Set down all of the data exactly as it appears.
○ ○ ○
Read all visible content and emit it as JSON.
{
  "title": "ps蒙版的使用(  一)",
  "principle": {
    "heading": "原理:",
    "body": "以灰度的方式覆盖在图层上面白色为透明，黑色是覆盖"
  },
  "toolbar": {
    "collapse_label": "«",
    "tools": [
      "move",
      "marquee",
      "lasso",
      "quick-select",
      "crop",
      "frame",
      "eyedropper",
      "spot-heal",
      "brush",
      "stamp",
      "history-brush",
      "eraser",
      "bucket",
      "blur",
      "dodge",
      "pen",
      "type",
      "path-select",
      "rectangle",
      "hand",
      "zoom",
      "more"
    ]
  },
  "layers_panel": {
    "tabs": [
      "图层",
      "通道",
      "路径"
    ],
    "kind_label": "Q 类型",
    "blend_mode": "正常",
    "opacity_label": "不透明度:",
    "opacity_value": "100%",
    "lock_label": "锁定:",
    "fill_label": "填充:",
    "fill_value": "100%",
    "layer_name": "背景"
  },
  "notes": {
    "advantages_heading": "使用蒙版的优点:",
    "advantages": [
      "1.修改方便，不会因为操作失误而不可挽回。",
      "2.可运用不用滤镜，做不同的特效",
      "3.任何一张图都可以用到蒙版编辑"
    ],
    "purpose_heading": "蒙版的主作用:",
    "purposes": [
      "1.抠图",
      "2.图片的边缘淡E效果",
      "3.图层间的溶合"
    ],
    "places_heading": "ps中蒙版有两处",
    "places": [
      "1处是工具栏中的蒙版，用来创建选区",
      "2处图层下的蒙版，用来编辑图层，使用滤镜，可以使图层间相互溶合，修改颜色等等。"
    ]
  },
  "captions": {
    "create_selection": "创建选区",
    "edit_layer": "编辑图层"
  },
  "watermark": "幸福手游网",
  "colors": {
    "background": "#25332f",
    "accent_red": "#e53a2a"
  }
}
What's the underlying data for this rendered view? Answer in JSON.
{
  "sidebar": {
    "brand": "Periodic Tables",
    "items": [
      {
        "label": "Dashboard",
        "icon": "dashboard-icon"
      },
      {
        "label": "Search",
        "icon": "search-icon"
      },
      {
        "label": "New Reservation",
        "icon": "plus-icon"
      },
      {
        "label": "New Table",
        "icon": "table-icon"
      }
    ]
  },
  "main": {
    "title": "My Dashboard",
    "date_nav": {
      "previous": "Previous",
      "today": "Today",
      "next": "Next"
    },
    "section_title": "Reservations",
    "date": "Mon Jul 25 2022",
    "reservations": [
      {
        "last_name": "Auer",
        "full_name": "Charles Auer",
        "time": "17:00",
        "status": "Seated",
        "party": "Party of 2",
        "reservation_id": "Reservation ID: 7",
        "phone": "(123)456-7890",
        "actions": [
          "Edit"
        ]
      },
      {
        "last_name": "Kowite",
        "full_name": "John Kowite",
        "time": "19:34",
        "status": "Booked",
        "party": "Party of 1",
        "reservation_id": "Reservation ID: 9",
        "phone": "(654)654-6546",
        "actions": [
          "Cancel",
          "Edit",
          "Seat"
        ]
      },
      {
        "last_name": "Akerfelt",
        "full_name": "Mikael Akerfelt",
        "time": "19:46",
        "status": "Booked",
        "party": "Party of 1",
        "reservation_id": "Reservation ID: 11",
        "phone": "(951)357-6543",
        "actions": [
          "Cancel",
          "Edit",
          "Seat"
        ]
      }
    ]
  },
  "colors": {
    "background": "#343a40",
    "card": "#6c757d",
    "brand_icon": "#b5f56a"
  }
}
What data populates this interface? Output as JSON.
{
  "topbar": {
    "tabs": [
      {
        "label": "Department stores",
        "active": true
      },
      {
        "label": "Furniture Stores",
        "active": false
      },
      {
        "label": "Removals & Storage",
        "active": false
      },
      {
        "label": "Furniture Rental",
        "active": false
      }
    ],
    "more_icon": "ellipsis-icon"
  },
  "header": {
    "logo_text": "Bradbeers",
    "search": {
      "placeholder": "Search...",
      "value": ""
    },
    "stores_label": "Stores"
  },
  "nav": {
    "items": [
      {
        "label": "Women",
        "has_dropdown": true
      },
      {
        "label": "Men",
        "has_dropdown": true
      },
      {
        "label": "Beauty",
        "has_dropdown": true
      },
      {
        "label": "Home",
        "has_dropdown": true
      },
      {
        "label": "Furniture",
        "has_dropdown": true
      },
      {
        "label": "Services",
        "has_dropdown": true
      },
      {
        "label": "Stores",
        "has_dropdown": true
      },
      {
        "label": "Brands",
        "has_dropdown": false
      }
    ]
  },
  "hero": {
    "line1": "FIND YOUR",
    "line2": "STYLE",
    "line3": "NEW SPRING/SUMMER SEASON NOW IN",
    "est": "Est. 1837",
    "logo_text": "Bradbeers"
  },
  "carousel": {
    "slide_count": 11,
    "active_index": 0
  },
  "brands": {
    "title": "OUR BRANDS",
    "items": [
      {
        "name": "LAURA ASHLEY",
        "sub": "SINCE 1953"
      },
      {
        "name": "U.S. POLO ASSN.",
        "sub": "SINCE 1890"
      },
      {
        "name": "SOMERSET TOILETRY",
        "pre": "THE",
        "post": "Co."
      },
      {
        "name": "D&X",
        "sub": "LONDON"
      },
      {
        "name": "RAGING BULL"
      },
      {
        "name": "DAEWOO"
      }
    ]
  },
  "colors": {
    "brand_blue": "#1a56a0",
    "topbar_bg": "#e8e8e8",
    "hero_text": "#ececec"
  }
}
○ ○ ○
The reply:
Read all visible content and emit it as JSON.
{
  "title": "ps蒙版的使用(  一)",
  "principle": {
    "heading": "原理:",
    "body": "以灰度的方式覆盖在图层上面白色为透明，黑色是覆盖"
  },
  "toolbar": {
    "collapse_label": "«",
    "tools": [
      "move",
      "marquee",
      "lasso",
      "quick-select",
      "crop",
      "frame",
      "eyedropper",
      "spot-heal",
      "brush",
      "stamp",
      "history-brush",
      "eraser",
      "bucket",
      "blur",
      "dodge",
      "pen",
      "type",
      "path-select",
      "rectangle",
      "hand",
      "zoom",
      "more"
    ]
  },
  "layers_panel": {
    "tabs": [
      "图层",
      "通道",
      "路径"
    ],
    "kind_label": "Q 类型",
    "blend_mode": "正常",
    "opacity_label": "不透明度:",
    "opacity_value": "100%",
    "lock_label": "锁定:",
    "fill_label": "填充:",
    "fill_value": "100%",
    "layer_name": "背景"
  },
  "notes": {
    "advantages_heading": "使用蒙版的优点:",
    "advantages": [
      "1.修改方便，不会因为操作失误而不可挽回。",
      "2.可运用不用滤镜，做不同的特效",
      "3.任何一张图都可以用到蒙版编辑"
    ],
    "purpose_heading": "蒙版的主作用:",
    "purposes": [
      "1.抠图",
      "2.图片的边缘淡E效果",
      "3.图层间的溶合"
    ],
    "places_heading": "ps中蒙版有两处",
    "places": [
      "1处是工具栏中的蒙版，用来创建选区",
      "2处图层下的蒙版，用来编辑图层，使用滤镜，可以使图层间相互溶合，修改颜色等等。"
    ]
  },
  "captions": {
    "create_selection": "创建选区",
    "edit_layer": "编辑图层"
  },
  "watermark": "幸福手游网",
  "colors": {
    "background": "#25332f",
    "accent_red": "#e53a2a"
  }
}
What's the underlying data for this rendered view? Answer in JSON.
{
  "sidebar": {
    "brand": "Periodic Tables",
    "items": [
      {
        "label": "Dashboard",
        "icon": "dashboard-icon"
      },
      {
        "label": "Search",
        "icon": "search-icon"
      },
      {
        "label": "New Reservation",
        "icon": "plus-icon"
      },
      {
        "label": "New Table",
        "icon": "table-icon"
      }
    ]
  },
  "main": {
    "title": "My Dashboard",
    "date_nav": {
      "previous": "Previous",
      "today": "Today",
      "next": "Next"
    },
    "section_title": "Reservations",
    "date": "Mon Jul 25 2022",
    "reservations": [
      {
        "last_name": "Auer",
        "full_name": "Charles Auer",
        "time": "17:00",
        "status": "Seated",
        "party": "Party of 2",
        "reservation_id": "Reservation ID: 7",
        "phone": "(123)456-7890",
        "actions": [
          "Edit"
        ]
      },
      {
        "last_name": "Kowite",
        "full_name": "John Kowite",
        "time": "19:34",
        "status": "Booked",
        "party": "Party of 1",
        "reservation_id": "Reservation ID: 9",
        "phone": "(654)654-6546",
        "actions": [
          "Cancel",
          "Edit",
          "Seat"
        ]
      },
      {
        "last_name": "Akerfelt",
        "full_name": "Mikael Akerfelt",
        "time": "19:46",
        "status": "Booked",
        "party": "Party of 1",
        "reservation_id": "Reservation ID: 11",
        "phone": "(951)357-6543",
        "actions": [
          "Cancel",
          "Edit",
          "Seat"
        ]
      }
    ]
  },
  "colors": {
    "background": "#343a40",
    "card": "#6c757d",
    "brand_icon": "#b5f56a"
  }
}
What data populates this interface? Output as JSON.
{
  "topbar": {
    "tabs": [
      {
        "label": "Department stores",
        "active": true
      },
      {
        "label": "Furniture Stores",
        "active": false
      },
      {
        "label": "Removals & Storage",
        "active": false
      },
      {
        "label": "Furniture Rental",
        "active": false
      }
    ],
    "more_icon": "ellipsis-icon"
  },
  "header": {
    "logo_text": "Bradbeers",
    "search": {
      "placeholder": "Search...",
      "value": ""
    },
    "stores_label": "Stores"
  },
  "nav": {
    "items": [
      {
        "label": "Women",
        "has_dropdown": true
      },
      {
        "label": "Men",
        "has_dropdown": true
      },
      {
        "label": "Beauty",
        "has_dropdown": true
      },
      {
        "label": "Home",
        "has_dropdown": true
      },
      {
        "label": "Furniture",
        "has_dropdown": true
      },
      {
        "label": "Services",
        "has_dropdown": true
      },
      {
        "label": "Stores",
        "has_dropdown": true
      },
      {
        "label": "Brands",
        "has_dropdown": false
      }
    ]
  },
  "hero": {
    "line1": "FIND YOUR",
    "line2": "STYLE",
    "line3": "NEW SPRING/SUMMER SEASON NOW IN",
    "est": "Est. 1837",
    "logo_text": "Bradbeers"
  },
  "carousel": {
    "slide_count": 11,
    "active_index": 0
  },
  "brands": {
    "title": "OUR BRANDS",
    "items": [
      {
        "name": "LAURA ASHLEY",
        "sub": "SINCE 1953"
      },
      {
        "name": "U.S. POLO ASSN.",
        "sub": "SINCE 1890"
      },
      {
        "name": "SOMERSET TOILETRY",
        "pre": "THE",
        "post": "Co."
      },
      {
        "name": "D&X",
        "sub": "LONDON"
      },
      {
        "name": "RAGING BULL"
      },
      {
        "name": "DAEWOO"
      }
    ]
  },
  "colors": {
    "brand_blue": "#1a56a0",
    "topbar_bg": "#e8e8e8",
    "hero_text": "#ececec"
  }
}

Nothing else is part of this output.